> INFORMATION SUPPLIED
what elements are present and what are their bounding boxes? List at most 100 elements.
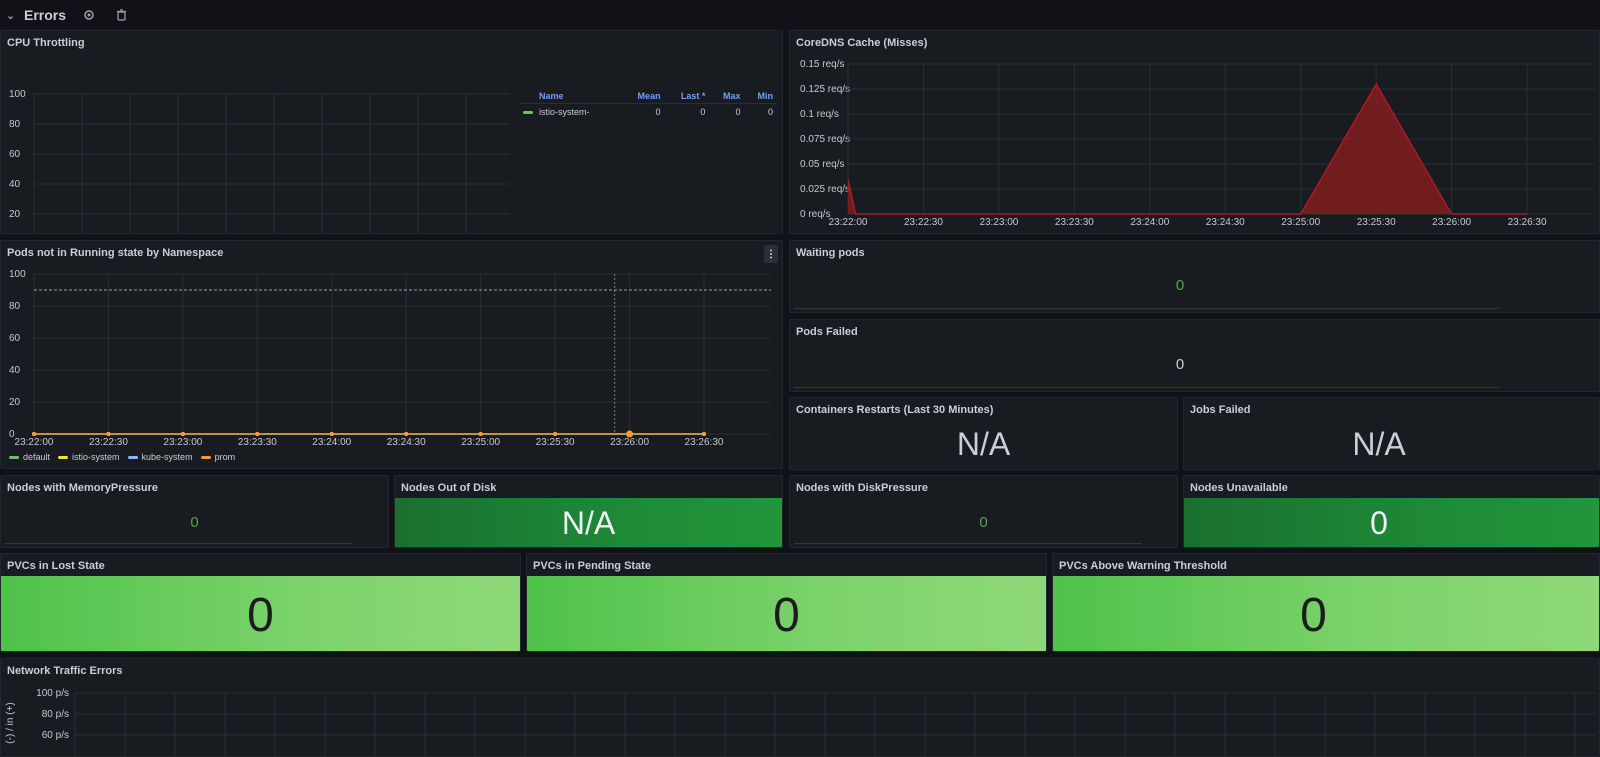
trash-icon[interactable]: [112, 6, 130, 24]
panel-menu-icon[interactable]: [764, 245, 778, 263]
cpu-throttling-chart[interactable]: 02040608010023:22:0023:22:3023:23:0023:2…: [1, 31, 511, 234]
legend-label: istio-system: [72, 452, 120, 462]
panel-title: Waiting pods: [796, 247, 865, 259]
legend-swatch: [523, 111, 533, 115]
row-header: ⌄ Errors: [0, 0, 1600, 30]
y-tick-label: 80: [9, 119, 21, 130]
panel-coredns-cache[interactable]: CoreDNS Cache (Misses) 0 req/s 0.025 req/…: [789, 30, 1600, 234]
gear-icon[interactable]: [80, 6, 98, 24]
panel-title: PVCs in Pending State: [533, 560, 651, 572]
panel-title: Jobs Failed: [1190, 404, 1251, 416]
stat-value: 0: [1175, 356, 1185, 373]
panel-nodes-memory-pressure[interactable]: Nodes with MemoryPressure 0: [0, 475, 389, 548]
legend-header[interactable]: Last *: [680, 91, 706, 101]
panel-waiting-pods[interactable]: Waiting pods 0: [789, 240, 1600, 313]
x-tick-label: 23:25:00: [461, 437, 500, 448]
stat-background: [395, 498, 782, 547]
stat-value: 0: [190, 514, 199, 531]
sparkline: [794, 308, 1499, 309]
panel-nodes-unavailable[interactable]: Nodes Unavailable 0: [1183, 475, 1600, 548]
legend-header[interactable]: Max: [723, 91, 741, 101]
stat-value: 0: [979, 514, 988, 531]
x-tick-label: 23:23:00: [979, 217, 1018, 228]
panel-title: CoreDNS Cache (Misses): [796, 37, 928, 49]
x-tick-label: 23:22:00: [829, 217, 868, 228]
y-tick-label: 100: [9, 269, 26, 280]
legend-label: kube-system: [141, 452, 193, 462]
y-tick-label: 60 p/s: [42, 730, 69, 741]
panel-pvcs-warning-threshold[interactable]: PVCs Above Warning Threshold 0: [1052, 553, 1600, 652]
pods-not-running-chart[interactable]: 0 20 40 60 80 100 23:22:00 23:22:30 23:23:00 23:2…: [1, 241, 783, 469]
x-tick-label: 23:26:30: [1508, 217, 1547, 228]
y-tick-label: 0.05 req/s: [800, 159, 844, 170]
legend-item-prom[interactable]: prom: [200, 452, 235, 462]
row-title[interactable]: Errors: [24, 7, 67, 23]
x-tick-label: 23:23:00: [163, 437, 202, 448]
y-tick-label: 0.025 req/s: [800, 184, 850, 195]
coredns-chart[interactable]: 0 req/s 0.025 req/s 0.05 req/s 0.075 req/s 0…: [790, 31, 1600, 234]
legend-header[interactable]: Min: [757, 91, 774, 101]
x-tick-label: 23:22:30: [904, 217, 943, 228]
stat-background: [1053, 576, 1599, 651]
x-tick-label: 23:23:30: [238, 437, 277, 448]
x-tick-label: 23:24:00: [1130, 217, 1169, 228]
legend-swatch: [58, 455, 69, 459]
legend-cell-min: 0: [744, 103, 777, 120]
stat-value: 0: [773, 589, 800, 642]
x-tick-label: 23:26:30: [685, 437, 724, 448]
panel-network-traffic-errors[interactable]: Network Traffic Errors 60 p/s 80 p/s 100 p…: [0, 658, 1600, 757]
panel-pvcs-lost[interactable]: PVCs in Lost State 0: [0, 553, 521, 652]
y-tick-label: 0.125 req/s: [800, 84, 850, 95]
panel-jobs-failed[interactable]: Jobs Failed N/A: [1183, 397, 1600, 470]
legend-row[interactable]: istio-system- 0 0 0 0: [519, 103, 777, 120]
sparkline: [794, 387, 1499, 388]
legend-cell-mean: 0: [621, 103, 665, 120]
y-tick-label: 0.15 req/s: [800, 59, 844, 70]
panel-cpu-throttling[interactable]: CPU Throttling 02040608010023:22:0023:22…: [0, 30, 783, 234]
legend-cell-max: 0: [709, 103, 745, 120]
y-tick-label: 0.075 req/s: [800, 134, 850, 145]
legend-swatch: [9, 455, 19, 459]
x-tick-label: 23:24:30: [1206, 217, 1245, 228]
panel-pods-failed[interactable]: Pods Failed 0: [789, 319, 1600, 392]
panel-nodes-disk-pressure[interactable]: Nodes with DiskPressure 0: [789, 475, 1178, 548]
x-tick-label: 23:26:00: [1432, 217, 1471, 228]
legend-item-kube-system[interactable]: kube-system: [127, 452, 193, 462]
panel-pods-not-running[interactable]: Pods not in Running state by Namespace 0…: [0, 240, 783, 469]
y-tick-label: 60: [9, 333, 21, 344]
panel-title: Nodes with MemoryPressure: [7, 482, 158, 494]
stat-value: 0: [247, 589, 274, 642]
network-errors-chart[interactable]: 60 p/s 80 p/s 100 p/s (-) / in (+): [1, 659, 1600, 757]
x-tick-label: 23:22:30: [89, 437, 128, 448]
x-tick-label: 23:24:00: [312, 437, 351, 448]
y-tick-label: 40: [9, 365, 21, 376]
stat-background: [1184, 498, 1599, 547]
legend-header[interactable]: Mean: [637, 91, 661, 101]
y-tick-label: 0: [9, 429, 15, 440]
y-tick-label: 60: [9, 149, 21, 160]
panel-pvcs-pending[interactable]: PVCs in Pending State 0: [526, 553, 1047, 652]
x-tick-label: 23:22:00: [15, 437, 54, 448]
y-tick-label: 100: [9, 89, 26, 100]
x-tick-label: 23:25:30: [536, 437, 575, 448]
panel-nodes-out-of-disk[interactable]: Nodes Out of Disk N/A: [394, 475, 783, 548]
y-tick-label: 20: [9, 397, 21, 408]
legend-series-name: istio-system-: [539, 107, 590, 117]
panel-title: PVCs in Lost State: [7, 560, 105, 572]
legend-header[interactable]: Name: [539, 91, 564, 101]
legend-item-default[interactable]: default: [9, 452, 50, 462]
panel-containers-restarts[interactable]: Containers Restarts (Last 30 Minutes) N/…: [789, 397, 1178, 470]
y-tick-label: 80 p/s: [42, 709, 69, 720]
hover-point: [626, 430, 634, 438]
stat-value: 0: [1300, 589, 1327, 642]
y-tick-label: 40: [9, 179, 21, 190]
x-tick-label: 23:26:00: [610, 437, 649, 448]
legend-item-istio-system[interactable]: istio-system: [58, 452, 120, 462]
area-series-misses: [848, 84, 1528, 214]
pods-legend: default istio-system kube-system prom: [9, 452, 235, 462]
panel-title: Nodes Out of Disk: [401, 482, 497, 494]
x-tick-label: 23:25:30: [1357, 217, 1396, 228]
stat-value: N/A: [956, 426, 1011, 462]
chevron-down-icon[interactable]: ⌄: [6, 9, 16, 22]
stat-background: [527, 576, 1046, 651]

> WORK TO COMPLETE
Could you repeat the lines of the material starting at the one containing "trash-icon[interactable]: [112, 6, 130, 24]" and ending at the one containing "legend-label: istio-system: [72, 452, 120, 462]", swapping "panel-menu-icon" for "panel-options-icon" and leaving everything else unchanged?

> SOLUTION BELOW
trash-icon[interactable]: [112, 6, 130, 24]
panel-options-icon[interactable]: [764, 245, 778, 263]
cpu-throttling-chart[interactable]: 02040608010023:22:0023:22:3023:23:0023:2…: [1, 31, 511, 234]
legend-label: istio-system: [72, 452, 120, 462]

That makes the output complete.